[Begin Dataset entries]

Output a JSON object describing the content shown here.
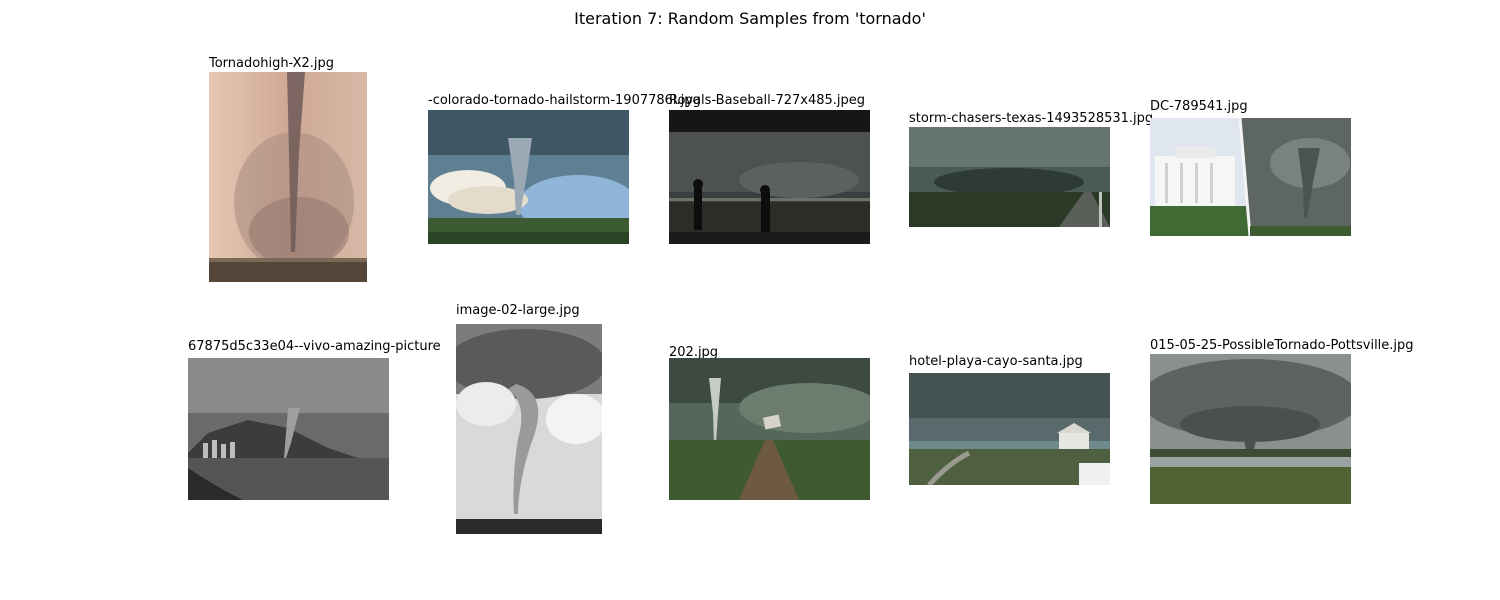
{
  "title": "Iteration 7: Random Samples from 'tornado'",
  "samples": [
    {
      "filename": "Tornadohigh-X2.jpg",
      "scene": "tornado-funnel-dusty-pink"
    },
    {
      "filename": "-colorado-tornado-hailstorm-1907786l.jpg",
      "scene": "tornado-funnel-blue-sky"
    },
    {
      "filename": "Royals-Baseball-727x485.jpeg",
      "scene": "storm-spectators-silhouettes"
    },
    {
      "filename": "storm-chasers-texas-1493528531.jpg",
      "scene": "wall-cloud-highway"
    },
    {
      "filename": "DC-789541.jpg",
      "scene": "white-house-tornado-composite"
    },
    {
      "filename": "67875d5c33e04--vivo-amazing-picture",
      "scene": "waterspout-coastal-city"
    },
    {
      "filename": "image-02-large.jpg",
      "scene": "tornado-black-and-white"
    },
    {
      "filename": "202.jpg",
      "scene": "tornado-dirt-road-field"
    },
    {
      "filename": "hotel-playa-cayo-santa.jpg",
      "scene": "beach-storm-gazebo"
    },
    {
      "filename": "015-05-25-PossibleTornado-Pottsville.jpg",
      "scene": "supercell-over-field"
    }
  ]
}
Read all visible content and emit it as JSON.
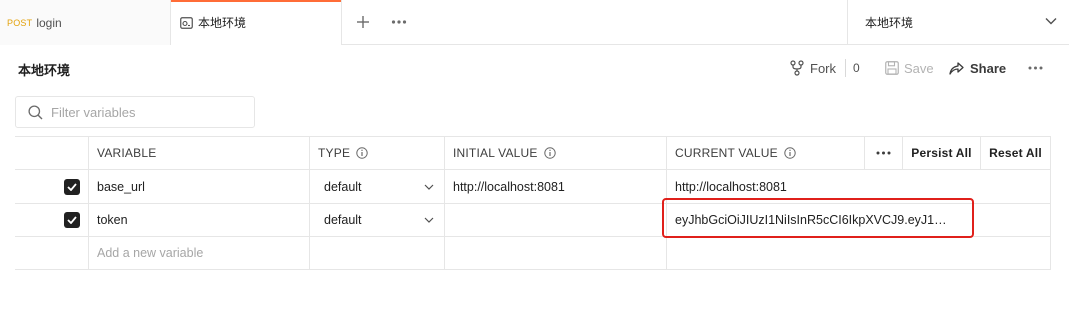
{
  "tabs": {
    "login": {
      "method": "POST",
      "label": "login"
    },
    "env": {
      "label": "本地环境"
    },
    "add_icon": "plus-icon",
    "more_icon": "ellipsis-icon"
  },
  "environment_selector": {
    "value": "本地环境",
    "icon": "chevron-down-icon"
  },
  "header": {
    "title": "本地环境",
    "fork_label": "Fork",
    "fork_count": "0",
    "save_label": "Save",
    "share_label": "Share"
  },
  "filter": {
    "placeholder": "Filter variables"
  },
  "table": {
    "columns": {
      "variable": "VARIABLE",
      "type": "TYPE",
      "initial_value": "INITIAL VALUE",
      "current_value": "CURRENT VALUE",
      "persist_all": "Persist All",
      "reset_all": "Reset All"
    },
    "rows": [
      {
        "checked": true,
        "variable": "base_url",
        "type": "default",
        "initial_value": "http://localhost:8081",
        "current_value": "http://localhost:8081"
      },
      {
        "checked": true,
        "variable": "token",
        "type": "default",
        "initial_value": "",
        "current_value": "eyJhbGciOiJIUzI1NiIsInR5cCI6IkpXVCJ9.eyJ1c..."
      }
    ],
    "new_variable_placeholder": "Add a new variable"
  },
  "colors": {
    "accent": "#ff6c37",
    "post_method": "#e3a20d",
    "highlight": "#e0201b"
  }
}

[End Dataset entries]

Retype each record exactly as it stands, but do not include the pictures.

Output a JSON object describing the content shown here.
{
  "title": "Iteration 7: Random Samples from 'tornado'",
  "samples": [
    {
      "filename": "Tornadohigh-X2.jpg",
      "scene": "tornado-funnel-dusty-pink"
    },
    {
      "filename": "-colorado-tornado-hailstorm-1907786l.jpg",
      "scene": "tornado-funnel-blue-sky"
    },
    {
      "filename": "Royals-Baseball-727x485.jpeg",
      "scene": "storm-spectators-silhouettes"
    },
    {
      "filename": "storm-chasers-texas-1493528531.jpg",
      "scene": "wall-cloud-highway"
    },
    {
      "filename": "DC-789541.jpg",
      "scene": "white-house-tornado-composite"
    },
    {
      "filename": "67875d5c33e04--vivo-amazing-picture",
      "scene": "waterspout-coastal-city"
    },
    {
      "filename": "image-02-large.jpg",
      "scene": "tornado-black-and-white"
    },
    {
      "filename": "202.jpg",
      "scene": "tornado-dirt-road-field"
    },
    {
      "filename": "hotel-playa-cayo-santa.jpg",
      "scene": "beach-storm-gazebo"
    },
    {
      "filename": "015-05-25-PossibleTornado-Pottsville.jpg",
      "scene": "supercell-over-field"
    }
  ]
}
Read all visible content and emit it as JSON.
{
  "tabs": {
    "login": {
      "method": "POST",
      "label": "login"
    },
    "env": {
      "label": "本地环境"
    },
    "add_icon": "plus-icon",
    "more_icon": "ellipsis-icon"
  },
  "environment_selector": {
    "value": "本地环境",
    "icon": "chevron-down-icon"
  },
  "header": {
    "title": "本地环境",
    "fork_label": "Fork",
    "fork_count": "0",
    "save_label": "Save",
    "share_label": "Share"
  },
  "filter": {
    "placeholder": "Filter variables"
  },
  "table": {
    "columns": {
      "variable": "VARIABLE",
      "type": "TYPE",
      "initial_value": "INITIAL VALUE",
      "current_value": "CURRENT VALUE",
      "persist_all": "Persist All",
      "reset_all": "Reset All"
    },
    "rows": [
      {
        "checked": true,
        "variable": "base_url",
        "type": "default",
        "initial_value": "http://localhost:8081",
        "current_value": "http://localhost:8081"
      },
      {
        "checked": true,
        "variable": "token",
        "type": "default",
        "initial_value": "",
        "current_value": "eyJhbGciOiJIUzI1NiIsInR5cCI6IkpXVCJ9.eyJ1c..."
      }
    ],
    "new_variable_placeholder": "Add a new variable"
  },
  "colors": {
    "accent": "#ff6c37",
    "post_method": "#e3a20d",
    "highlight": "#e0201b"
  }
}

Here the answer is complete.